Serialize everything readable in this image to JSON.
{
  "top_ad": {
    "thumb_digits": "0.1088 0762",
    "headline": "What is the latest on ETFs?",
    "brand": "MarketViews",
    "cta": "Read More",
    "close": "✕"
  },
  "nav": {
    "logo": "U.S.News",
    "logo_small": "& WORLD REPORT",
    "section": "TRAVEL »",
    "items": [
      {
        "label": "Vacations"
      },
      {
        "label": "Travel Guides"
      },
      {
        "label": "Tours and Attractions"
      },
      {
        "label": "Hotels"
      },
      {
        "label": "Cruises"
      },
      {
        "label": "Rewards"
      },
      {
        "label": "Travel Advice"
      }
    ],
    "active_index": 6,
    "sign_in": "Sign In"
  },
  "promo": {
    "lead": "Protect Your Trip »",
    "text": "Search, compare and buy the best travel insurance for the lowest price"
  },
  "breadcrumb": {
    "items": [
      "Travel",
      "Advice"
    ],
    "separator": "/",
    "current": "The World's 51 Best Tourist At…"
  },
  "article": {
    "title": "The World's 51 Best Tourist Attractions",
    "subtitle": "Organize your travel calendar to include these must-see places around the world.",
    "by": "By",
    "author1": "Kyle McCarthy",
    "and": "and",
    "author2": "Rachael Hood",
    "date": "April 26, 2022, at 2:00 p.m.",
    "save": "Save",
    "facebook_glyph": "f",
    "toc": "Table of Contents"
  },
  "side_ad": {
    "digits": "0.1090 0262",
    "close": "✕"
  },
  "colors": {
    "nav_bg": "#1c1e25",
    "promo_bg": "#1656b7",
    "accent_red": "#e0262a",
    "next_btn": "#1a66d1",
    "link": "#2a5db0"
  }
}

________________

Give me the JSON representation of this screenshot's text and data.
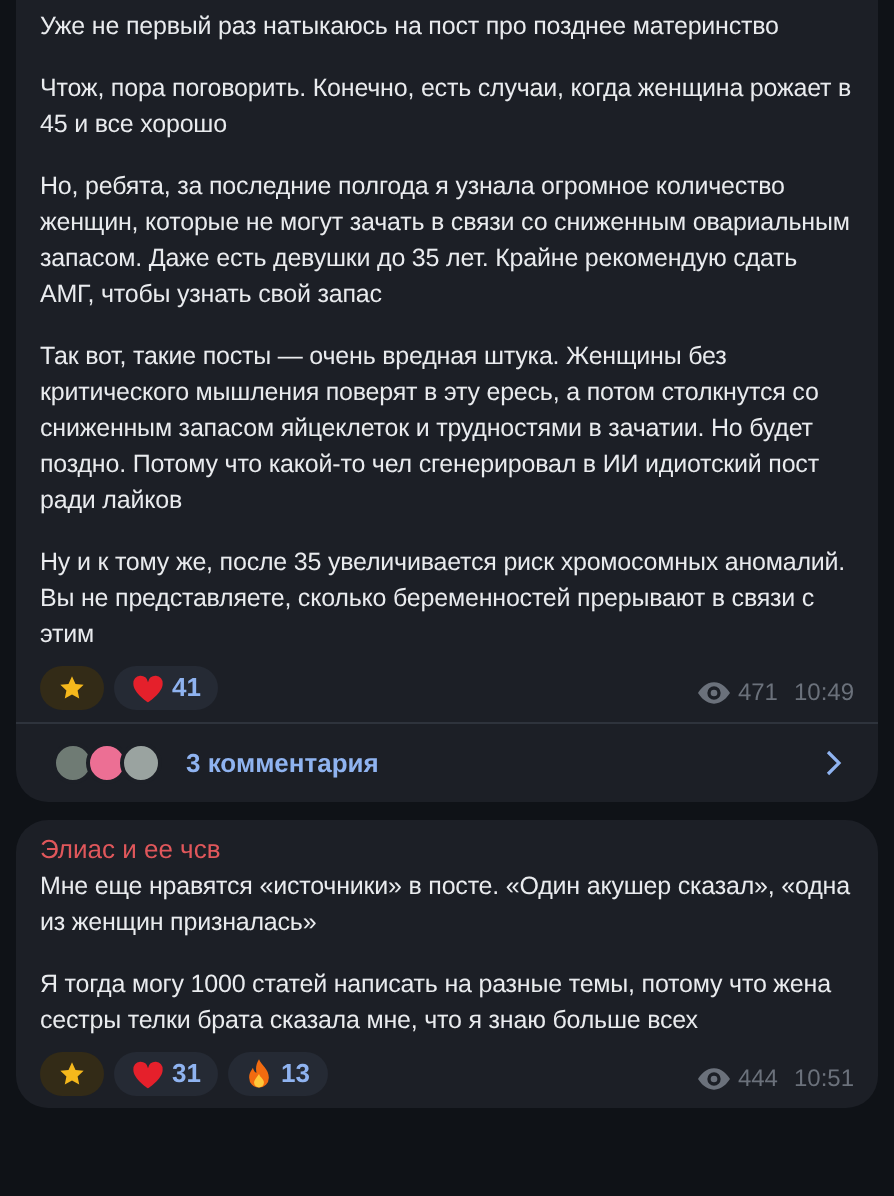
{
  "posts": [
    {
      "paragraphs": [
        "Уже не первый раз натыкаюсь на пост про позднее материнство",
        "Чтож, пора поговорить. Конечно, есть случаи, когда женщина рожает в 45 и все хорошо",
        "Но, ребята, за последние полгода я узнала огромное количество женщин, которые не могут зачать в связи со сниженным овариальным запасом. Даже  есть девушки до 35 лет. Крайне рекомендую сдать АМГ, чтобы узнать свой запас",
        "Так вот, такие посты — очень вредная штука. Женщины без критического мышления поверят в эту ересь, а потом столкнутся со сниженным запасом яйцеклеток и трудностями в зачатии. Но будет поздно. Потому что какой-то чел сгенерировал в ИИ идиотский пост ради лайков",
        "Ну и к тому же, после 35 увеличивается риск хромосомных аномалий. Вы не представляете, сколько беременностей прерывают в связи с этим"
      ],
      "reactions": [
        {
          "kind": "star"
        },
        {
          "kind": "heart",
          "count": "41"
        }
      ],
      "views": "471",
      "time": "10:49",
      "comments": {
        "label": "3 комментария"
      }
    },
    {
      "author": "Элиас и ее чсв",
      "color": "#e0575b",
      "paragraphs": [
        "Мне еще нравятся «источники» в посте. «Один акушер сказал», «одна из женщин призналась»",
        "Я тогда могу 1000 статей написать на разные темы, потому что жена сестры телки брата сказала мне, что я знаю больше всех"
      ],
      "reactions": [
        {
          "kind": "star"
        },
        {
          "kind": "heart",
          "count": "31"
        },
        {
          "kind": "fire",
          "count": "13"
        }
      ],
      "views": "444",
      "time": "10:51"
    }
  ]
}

________________

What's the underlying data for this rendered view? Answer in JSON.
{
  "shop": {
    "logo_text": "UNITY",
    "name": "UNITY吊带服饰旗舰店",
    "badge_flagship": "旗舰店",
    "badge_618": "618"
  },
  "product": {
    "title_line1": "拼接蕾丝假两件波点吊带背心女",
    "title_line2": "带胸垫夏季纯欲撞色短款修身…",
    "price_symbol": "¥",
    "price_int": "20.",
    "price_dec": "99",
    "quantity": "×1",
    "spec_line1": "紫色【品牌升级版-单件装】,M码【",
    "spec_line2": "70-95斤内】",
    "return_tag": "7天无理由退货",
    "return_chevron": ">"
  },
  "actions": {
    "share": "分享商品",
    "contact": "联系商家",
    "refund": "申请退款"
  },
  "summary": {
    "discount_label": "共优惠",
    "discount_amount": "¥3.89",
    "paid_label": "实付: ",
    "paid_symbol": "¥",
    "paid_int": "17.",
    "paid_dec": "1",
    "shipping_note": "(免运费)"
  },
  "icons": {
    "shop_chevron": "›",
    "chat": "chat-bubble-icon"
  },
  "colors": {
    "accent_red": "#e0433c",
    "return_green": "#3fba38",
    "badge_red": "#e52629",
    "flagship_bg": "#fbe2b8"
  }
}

________________

● **Instructions for the task**
For each line above that contains the word "JSON", copy that line.

● **Right answer**
Serialize everything readable in this image to JSON.
Give me the JSON representation of this screenshot's text and data.
What's the underlying data for this rendered view? Answer in JSON.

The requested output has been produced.